Provided entries
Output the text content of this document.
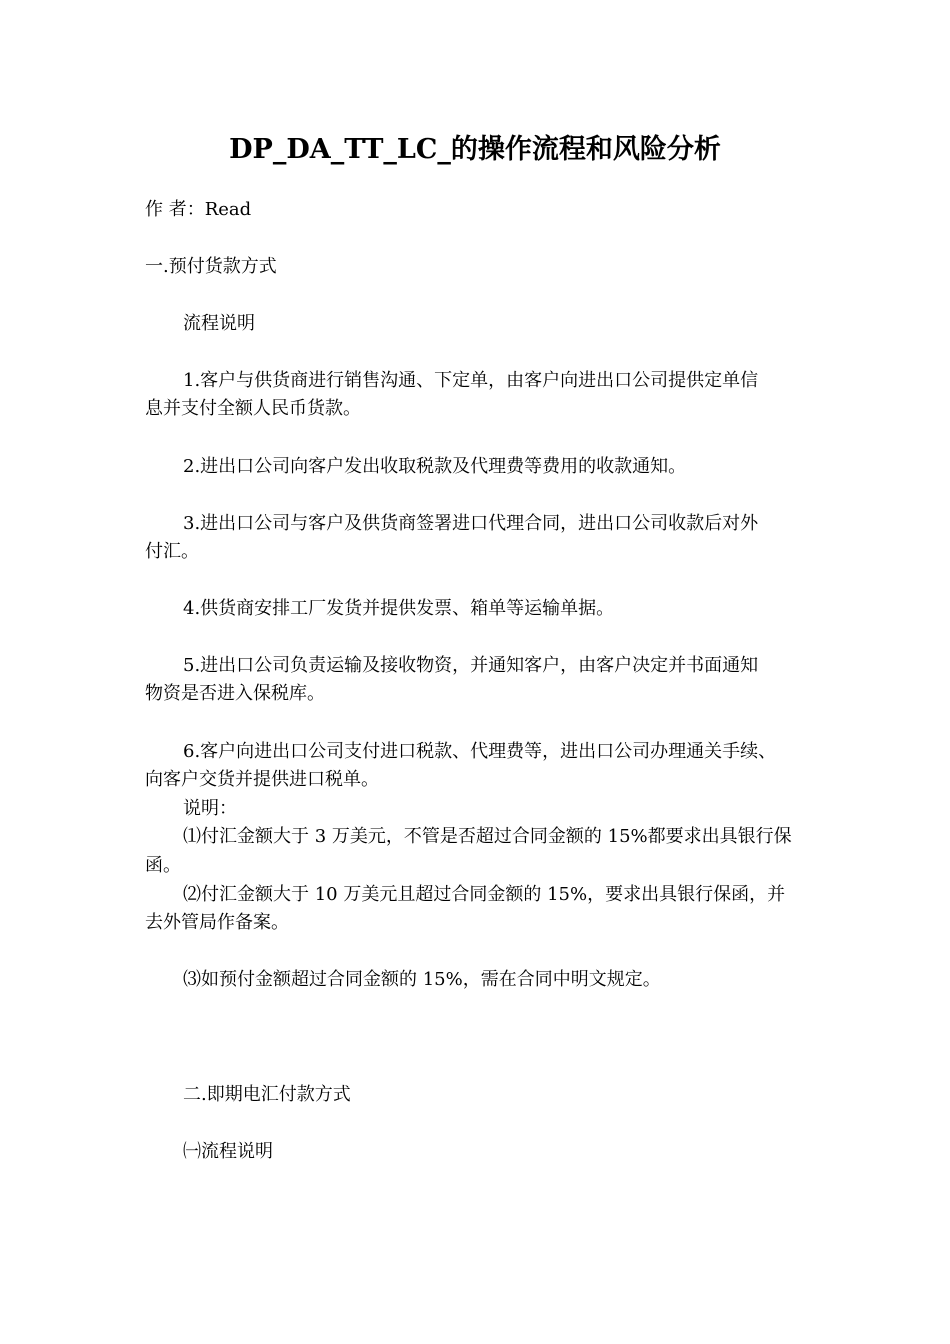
DP_DA_TT_LC_的操作流程和风险分析
作 者：Read
一.预付货款方式
流程说明
1.客户与供货商进行销售沟通、下定单，由客户向进出口公司提供定单信
息并支付全额人民币货款。
2.进出口公司向客户发出收取税款及代理费等费用的收款通知。
3.进出口公司与客户及供货商签署进口代理合同，进出口公司收款后对外
付汇。
4.供货商安排工厂发货并提供发票、箱单等运输单据。
5.进出口公司负责运输及接收物资，并通知客户，由客户决定并书面通知
物资是否进入保税库。
6.客户向进出口公司支付进口税款、代理费等，进出口公司办理通关手续、
向客户交货并提供进口税单。
说明：
⑴付汇金额大于 3 万美元，不管是否超过合同金额的 15%都要求出具银行保
函。
⑵付汇金额大于 10 万美元且超过合同金额的 15%，要求出具银行保函，并
去外管局作备案。
⑶如预付金额超过合同金额的 15%，需在合同中明文规定。
二.即期电汇付款方式
㈠流程说明
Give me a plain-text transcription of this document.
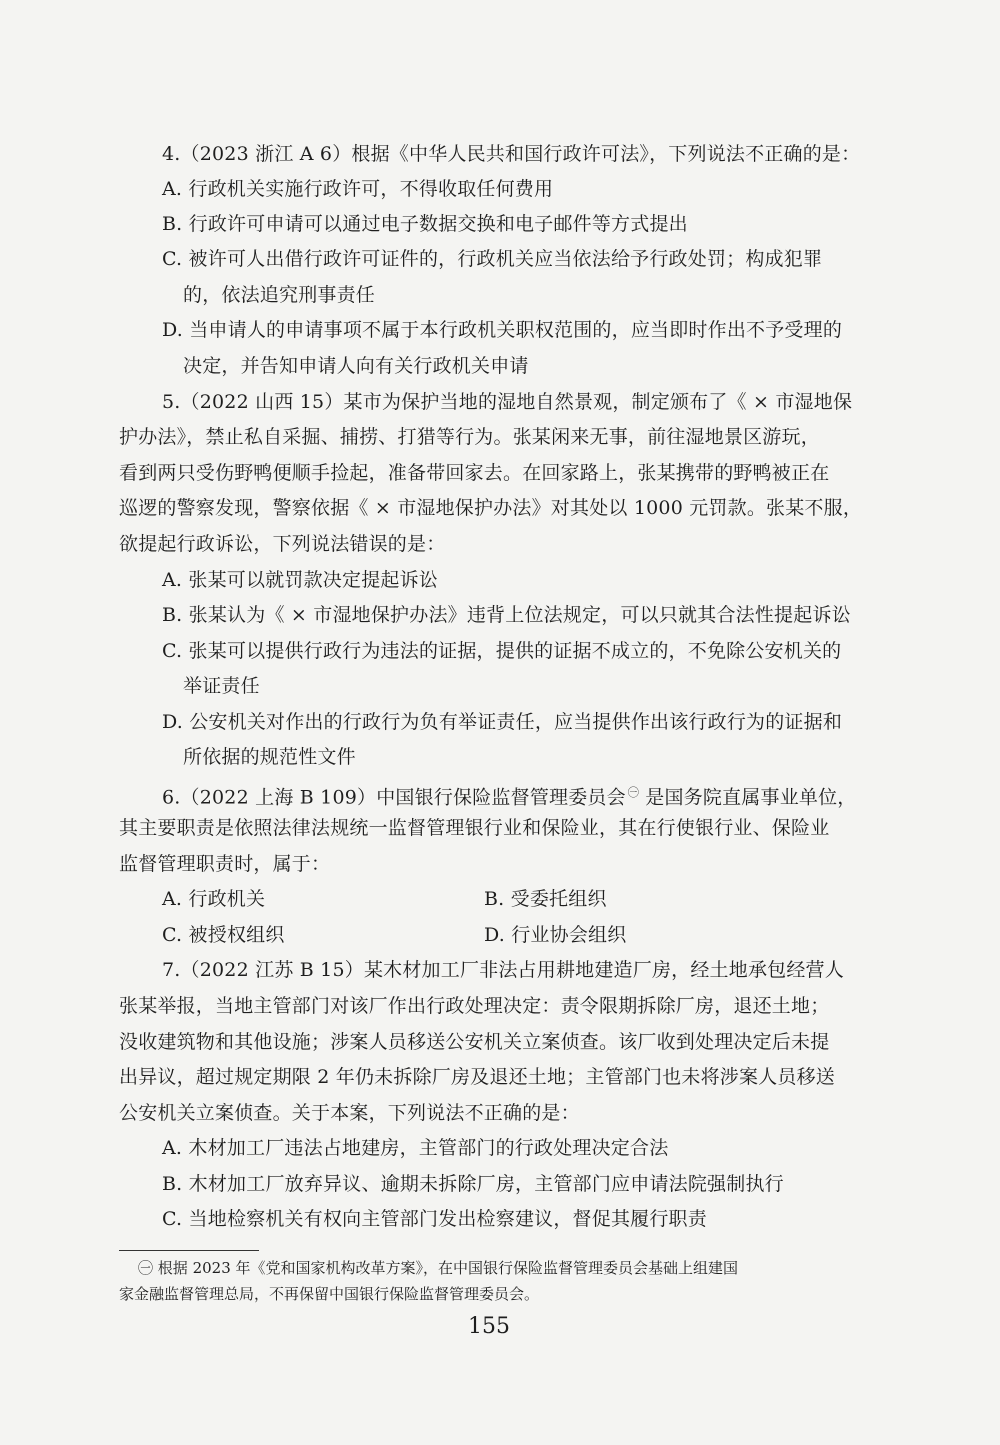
4.（2023 浙江 A 6）根据《中华人民共和国行政许可法》，下列说法不正确的是：
A. 行政机关实施行政许可，不得收取任何费用
B. 行政许可申请可以通过电子数据交换和电子邮件等方式提出
C. 被许可人出借行政许可证件的，行政机关应当依法给予行政处罚；构成犯罪
的，依法追究刑事责任
D. 当申请人的申请事项不属于本行政机关职权范围的，应当即时作出不予受理的
决定，并告知申请人向有关行政机关申请
5.（2022 山西 15）某市为保护当地的湿地自然景观，制定颁布了《 × 市湿地保
护办法》，禁止私自采掘、捕捞、打猎等行为。张某闲来无事，前往湿地景区游玩，
看到两只受伤野鸭便顺手捡起，准备带回家去。在回家路上，张某携带的野鸭被正在
巡逻的警察发现，警察依据《 × 市湿地保护办法》对其处以 1000 元罚款。张某不服，
欲提起行政诉讼，下列说法错误的是：
A. 张某可以就罚款决定提起诉讼
B. 张某认为《 × 市湿地保护办法》违背上位法规定，可以只就其合法性提起诉讼
C. 张某可以提供行政行为违法的证据，提供的证据不成立的，不免除公安机关的
举证责任
D. 公安机关对作出的行政行为负有举证责任，应当提供作出该行政行为的证据和
所依据的规范性文件
6.（2022 上海 B 109）中国银行保险监督管理委员会 $^㊀$ 是国务院直属事业单位，
其主要职责是依照法律法规统一监督管理银行业和保险业，其在行使银行业、保险业
监督管理职责时，属于：
A. 行政机关	B. 受委托组织
C. 被授权组织	D. 行业协会组织
7.（2022 江苏 B 15）某木材加工厂非法占用耕地建造厂房，经土地承包经营人
张某举报，当地主管部门对该厂作出行政处理决定：责令限期拆除厂房，退还土地；
没收建筑物和其他设施；涉案人员移送公安机关立案侦查。该厂收到处理决定后未提
出异议，超过规定期限 2 年仍未拆除厂房及退还土地；主管部门也未将涉案人员移送
公安机关立案侦查。关于本案，下列说法不正确的是：
A. 木材加工厂违法占地建房，主管部门的行政处理决定合法
B. 木材加工厂放弃异议、逾期未拆除厂房，主管部门应申请法院强制执行
C. 当地检察机关有权向主管部门发出检察建议，督促其履行职责
㊀ 根据 2023 年《党和国家机构改革方案》，在中国银行保险监督管理委员会基础上组建国
家金融监督管理总局，不再保留中国银行保险监督管理委员会。
155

The problem
Write out the records above once more, word for word, with no pictures.

Exercise result
Output the text content of this document.
DP_DA_TT_LC_的操作流程和风险分析
作 者：Read
一.预付货款方式
流程说明
1.客户与供货商进行销售沟通、下定单，由客户向进出口公司提供定单信
息并支付全额人民币货款。
2.进出口公司向客户发出收取税款及代理费等费用的收款通知。
3.进出口公司与客户及供货商签署进口代理合同，进出口公司收款后对外
付汇。
4.供货商安排工厂发货并提供发票、箱单等运输单据。
5.进出口公司负责运输及接收物资，并通知客户，由客户决定并书面通知
物资是否进入保税库。
6.客户向进出口公司支付进口税款、代理费等，进出口公司办理通关手续、
向客户交货并提供进口税单。
说明：
⑴付汇金额大于 3 万美元，不管是否超过合同金额的 15%都要求出具银行保
函。
⑵付汇金额大于 10 万美元且超过合同金额的 15%，要求出具银行保函，并
去外管局作备案。
⑶如预付金额超过合同金额的 15%，需在合同中明文规定。
二.即期电汇付款方式
㈠流程说明
Give me a plain-text transcription of this document.
4.（2023 浙江 A 6）根据《中华人民共和国行政许可法》，下列说法不正确的是：
A. 行政机关实施行政许可，不得收取任何费用
B. 行政许可申请可以通过电子数据交换和电子邮件等方式提出
C. 被许可人出借行政许可证件的，行政机关应当依法给予行政处罚；构成犯罪
的，依法追究刑事责任
D. 当申请人的申请事项不属于本行政机关职权范围的，应当即时作出不予受理的
决定，并告知申请人向有关行政机关申请
5.（2022 山西 15）某市为保护当地的湿地自然景观，制定颁布了《 × 市湿地保
护办法》，禁止私自采掘、捕捞、打猎等行为。张某闲来无事，前往湿地景区游玩，
看到两只受伤野鸭便顺手捡起，准备带回家去。在回家路上，张某携带的野鸭被正在
巡逻的警察发现，警察依据《 × 市湿地保护办法》对其处以 1000 元罚款。张某不服，
欲提起行政诉讼，下列说法错误的是：
A. 张某可以就罚款决定提起诉讼
B. 张某认为《 × 市湿地保护办法》违背上位法规定，可以只就其合法性提起诉讼
C. 张某可以提供行政行为违法的证据，提供的证据不成立的，不免除公安机关的
举证责任
D. 公安机关对作出的行政行为负有举证责任，应当提供作出该行政行为的证据和
所依据的规范性文件
6.（2022 上海 B 109）中国银行保险监督管理委员会 $^㊀$ 是国务院直属事业单位，
其主要职责是依照法律法规统一监督管理银行业和保险业，其在行使银行业、保险业
监督管理职责时，属于：
A. 行政机关	B. 受委托组织
C. 被授权组织	D. 行业协会组织
7.（2022 江苏 B 15）某木材加工厂非法占用耕地建造厂房，经土地承包经营人
张某举报，当地主管部门对该厂作出行政处理决定：责令限期拆除厂房，退还土地；
没收建筑物和其他设施；涉案人员移送公安机关立案侦查。该厂收到处理决定后未提
出异议，超过规定期限 2 年仍未拆除厂房及退还土地；主管部门也未将涉案人员移送
公安机关立案侦查。关于本案，下列说法不正确的是：
A. 木材加工厂违法占地建房，主管部门的行政处理决定合法
B. 木材加工厂放弃异议、逾期未拆除厂房，主管部门应申请法院强制执行
C. 当地检察机关有权向主管部门发出检察建议，督促其履行职责
㊀ 根据 2023 年《党和国家机构改革方案》，在中国银行保险监督管理委员会基础上组建国
家金融监督管理总局，不再保留中国银行保险监督管理委员会。
155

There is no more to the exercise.